**BRIEF**
Return all entries word for word, but drop any images.

**RECORD SET**
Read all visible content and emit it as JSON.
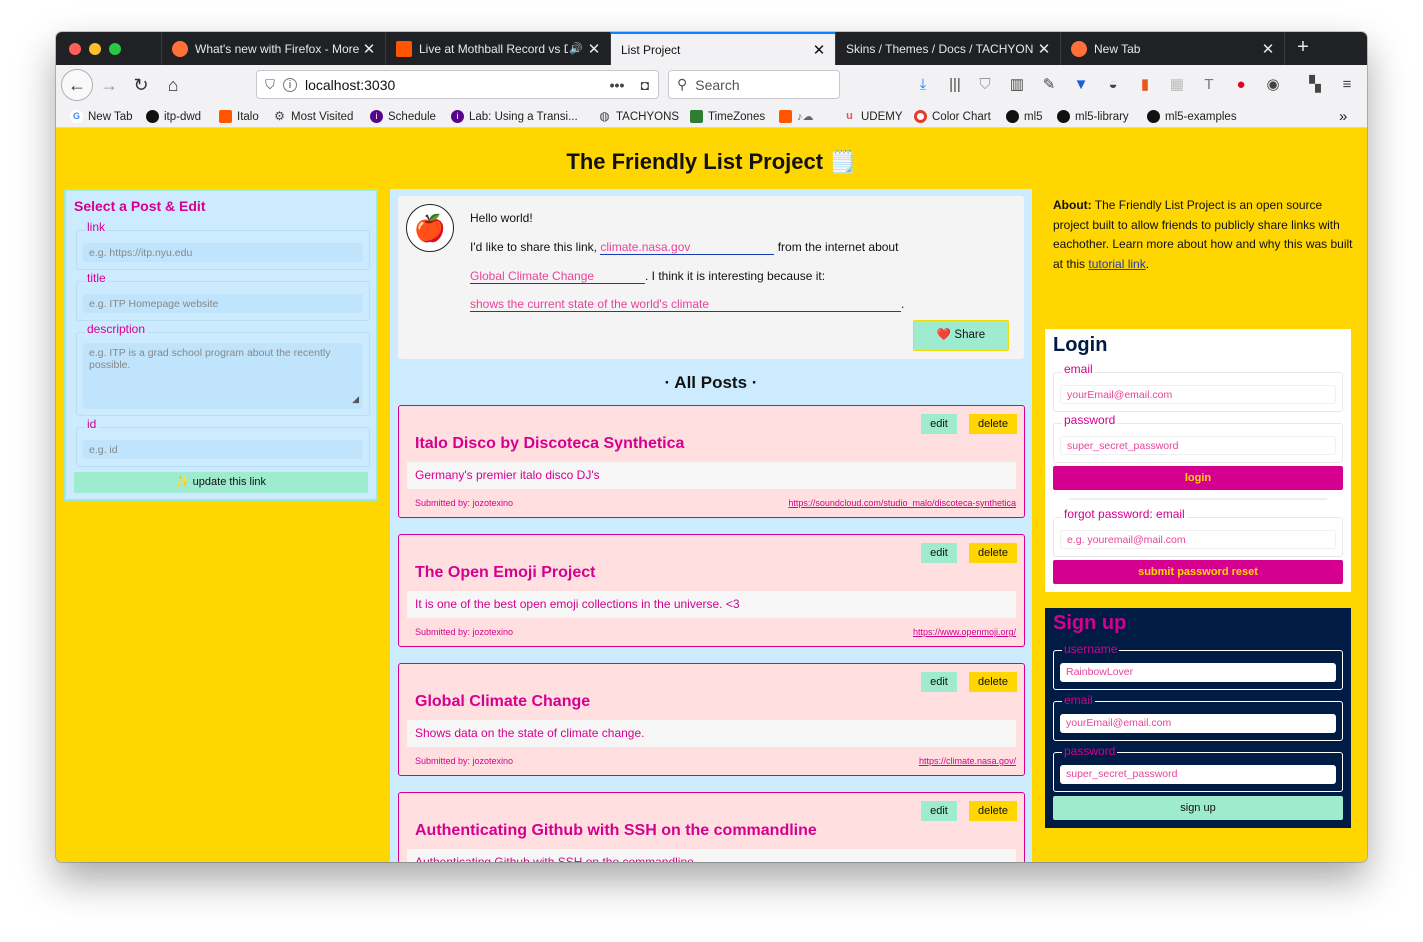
{
  "browser": {
    "tabs": [
      {
        "label": "What's new with Firefox - More",
        "favicon_color": "#ff7139"
      },
      {
        "label": "Live at Mothball Record vs D",
        "favicon_color": "#ff5500"
      },
      {
        "label": "List Project",
        "favicon_color": ""
      },
      {
        "label": "Skins / Themes / Docs / TACHYONS",
        "favicon_color": ""
      },
      {
        "label": "New Tab",
        "favicon_color": "#ff7139"
      }
    ],
    "url": "localhost:3030",
    "search_placeholder": "Search",
    "bookmarks": [
      {
        "label": "New Tab",
        "icon": "google-icon"
      },
      {
        "label": "itp-dwd",
        "icon": "github-icon"
      },
      {
        "label": "Italo",
        "icon": "soundcloud-icon"
      },
      {
        "label": "Most Visited",
        "icon": "gear-icon"
      },
      {
        "label": "Schedule",
        "icon": "itp-icon"
      },
      {
        "label": "Lab: Using a Transi...",
        "icon": "itp-icon"
      },
      {
        "label": "TACHYONS",
        "icon": "globe-icon"
      },
      {
        "label": "TimeZones",
        "icon": "timezones-icon"
      },
      {
        "label": "",
        "icon": "soundcloud-icon"
      },
      {
        "label": "UDEMY",
        "icon": "udemy-icon"
      },
      {
        "label": "Color Chart",
        "icon": "color-chart-icon"
      },
      {
        "label": "ml5",
        "icon": "github-icon"
      },
      {
        "label": "ml5-library",
        "icon": "github-icon"
      },
      {
        "label": "ml5-examples",
        "icon": "github-icon"
      }
    ]
  },
  "page": {
    "title": "The Friendly List Project 🗒️"
  },
  "edit_panel": {
    "title": "Select a Post & Edit",
    "fields": [
      {
        "label": "link",
        "placeholder": "e.g. https://itp.nyu.edu"
      },
      {
        "label": "title",
        "placeholder": "e.g. ITP Homepage website"
      },
      {
        "label": "description",
        "placeholder": "e.g. ITP is a grad school program about the recently possible."
      },
      {
        "label": "id",
        "placeholder": "e.g. id"
      }
    ],
    "update_button": "✨ update this link"
  },
  "compose": {
    "greeting": "Hello world!",
    "line1_prefix": "I'd like to share this link,",
    "link_value": "climate.nasa.gov",
    "line1_suffix": "from the internet about",
    "topic_value": "Global Climate Change",
    "line2_suffix": ". I think it is interesting because it:",
    "reason_value": "shows the current state of the world's climate",
    "share_button": "❤️ Share"
  },
  "posts_heading": "· All Posts ·",
  "posts": [
    {
      "title": "Italo Disco by Discoteca Synthetica",
      "description": "Germany's premier italo disco DJ's",
      "submitted": "Submitted by: jozotexino",
      "link": "https://soundcloud.com/studio_malo/discoteca-synthetica",
      "edit": "edit",
      "delete": "delete"
    },
    {
      "title": "The Open Emoji Project",
      "description": "It is one of the best open emoji collections in the universe. <3",
      "submitted": "Submitted by: jozotexino",
      "link": "https://www.openmoji.org/",
      "edit": "edit",
      "delete": "delete"
    },
    {
      "title": "Global Climate Change",
      "description": "Shows data on the state of climate change.",
      "submitted": "Submitted by: jozotexino",
      "link": "https://climate.nasa.gov/",
      "edit": "edit",
      "delete": "delete"
    },
    {
      "title": "Authenticating Github with SSH on the commandline",
      "description": "Authenticating Github with SSH on the commandline",
      "submitted": "",
      "link": "",
      "edit": "edit",
      "delete": "delete"
    }
  ],
  "about": {
    "label": "About:",
    "text": " The Friendly List Project is an open source project built to allow friends to publicly share links with eachother. Learn more about how and why this was built at this ",
    "link_text": "tutorial link",
    "end": "."
  },
  "login": {
    "title": "Login",
    "email_label": "email",
    "email_placeholder": "yourEmail@email.com",
    "password_label": "password",
    "password_placeholder": "super_secret_password",
    "login_button": "login",
    "forgot_label": "forgot password: email",
    "forgot_placeholder": "e.g. youremail@mail.com",
    "reset_button": "submit password reset"
  },
  "signup": {
    "title": "Sign up",
    "username_label": "username",
    "username_placeholder": "RainbowLover",
    "email_label": "email",
    "email_placeholder": "yourEmail@email.com",
    "password_label": "password",
    "password_placeholder": "super_secret_password",
    "button": "sign up"
  },
  "colors": {
    "page_bg": "#ffd600",
    "accent": "#d5008f",
    "panel_bg": "#ccebff",
    "mint": "#9eebcf",
    "navy": "#001b44",
    "post_bg": "#ffdfdf"
  }
}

**ANSWER FOR THIS EXERCISE**
Read all visible content and emit it as JSON.
{
  "browser": {
    "tabs": [
      {
        "label": "What's new with Firefox - More",
        "favicon_color": "#ff7139"
      },
      {
        "label": "Live at Mothball Record vs D",
        "favicon_color": "#ff5500"
      },
      {
        "label": "List Project",
        "favicon_color": ""
      },
      {
        "label": "Skins / Themes / Docs / TACHYONS",
        "favicon_color": ""
      },
      {
        "label": "New Tab",
        "favicon_color": "#ff7139"
      }
    ],
    "url": "localhost:3030",
    "search_placeholder": "Search",
    "bookmarks": [
      {
        "label": "New Tab",
        "icon": "google-icon"
      },
      {
        "label": "itp-dwd",
        "icon": "github-icon"
      },
      {
        "label": "Italo",
        "icon": "soundcloud-icon"
      },
      {
        "label": "Most Visited",
        "icon": "gear-icon"
      },
      {
        "label": "Schedule",
        "icon": "itp-icon"
      },
      {
        "label": "Lab: Using a Transi...",
        "icon": "itp-icon"
      },
      {
        "label": "TACHYONS",
        "icon": "globe-icon"
      },
      {
        "label": "TimeZones",
        "icon": "timezones-icon"
      },
      {
        "label": "",
        "icon": "soundcloud-icon"
      },
      {
        "label": "UDEMY",
        "icon": "udemy-icon"
      },
      {
        "label": "Color Chart",
        "icon": "color-chart-icon"
      },
      {
        "label": "ml5",
        "icon": "github-icon"
      },
      {
        "label": "ml5-library",
        "icon": "github-icon"
      },
      {
        "label": "ml5-examples",
        "icon": "github-icon"
      }
    ]
  },
  "page": {
    "title": "The Friendly List Project 🗒️"
  },
  "edit_panel": {
    "title": "Select a Post & Edit",
    "fields": [
      {
        "label": "link",
        "placeholder": "e.g. https://itp.nyu.edu"
      },
      {
        "label": "title",
        "placeholder": "e.g. ITP Homepage website"
      },
      {
        "label": "description",
        "placeholder": "e.g. ITP is a grad school program about the recently possible."
      },
      {
        "label": "id",
        "placeholder": "e.g. id"
      }
    ],
    "update_button": "✨ update this link"
  },
  "compose": {
    "greeting": "Hello world!",
    "line1_prefix": "I'd like to share this link,",
    "link_value": "climate.nasa.gov",
    "line1_suffix": "from the internet about",
    "topic_value": "Global Climate Change",
    "line2_suffix": ". I think it is interesting because it:",
    "reason_value": "shows the current state of the world's climate",
    "share_button": "❤️ Share"
  },
  "posts_heading": "· All Posts ·",
  "posts": [
    {
      "title": "Italo Disco by Discoteca Synthetica",
      "description": "Germany's premier italo disco DJ's",
      "submitted": "Submitted by: jozotexino",
      "link": "https://soundcloud.com/studio_malo/discoteca-synthetica",
      "edit": "edit",
      "delete": "delete"
    },
    {
      "title": "The Open Emoji Project",
      "description": "It is one of the best open emoji collections in the universe. <3",
      "submitted": "Submitted by: jozotexino",
      "link": "https://www.openmoji.org/",
      "edit": "edit",
      "delete": "delete"
    },
    {
      "title": "Global Climate Change",
      "description": "Shows data on the state of climate change.",
      "submitted": "Submitted by: jozotexino",
      "link": "https://climate.nasa.gov/",
      "edit": "edit",
      "delete": "delete"
    },
    {
      "title": "Authenticating Github with SSH on the commandline",
      "description": "Authenticating Github with SSH on the commandline",
      "submitted": "",
      "link": "",
      "edit": "edit",
      "delete": "delete"
    }
  ],
  "about": {
    "label": "About:",
    "text": " The Friendly List Project is an open source project built to allow friends to publicly share links with eachother. Learn more about how and why this was built at this ",
    "link_text": "tutorial link",
    "end": "."
  },
  "login": {
    "title": "Login",
    "email_label": "email",
    "email_placeholder": "yourEmail@email.com",
    "password_label": "password",
    "password_placeholder": "super_secret_password",
    "login_button": "login",
    "forgot_label": "forgot password: email",
    "forgot_placeholder": "e.g. youremail@mail.com",
    "reset_button": "submit password reset"
  },
  "signup": {
    "title": "Sign up",
    "username_label": "username",
    "username_placeholder": "RainbowLover",
    "email_label": "email",
    "email_placeholder": "yourEmail@email.com",
    "password_label": "password",
    "password_placeholder": "super_secret_password",
    "button": "sign up"
  },
  "colors": {
    "page_bg": "#ffd600",
    "accent": "#d5008f",
    "panel_bg": "#ccebff",
    "mint": "#9eebcf",
    "navy": "#001b44",
    "post_bg": "#ffdfdf"
  }
}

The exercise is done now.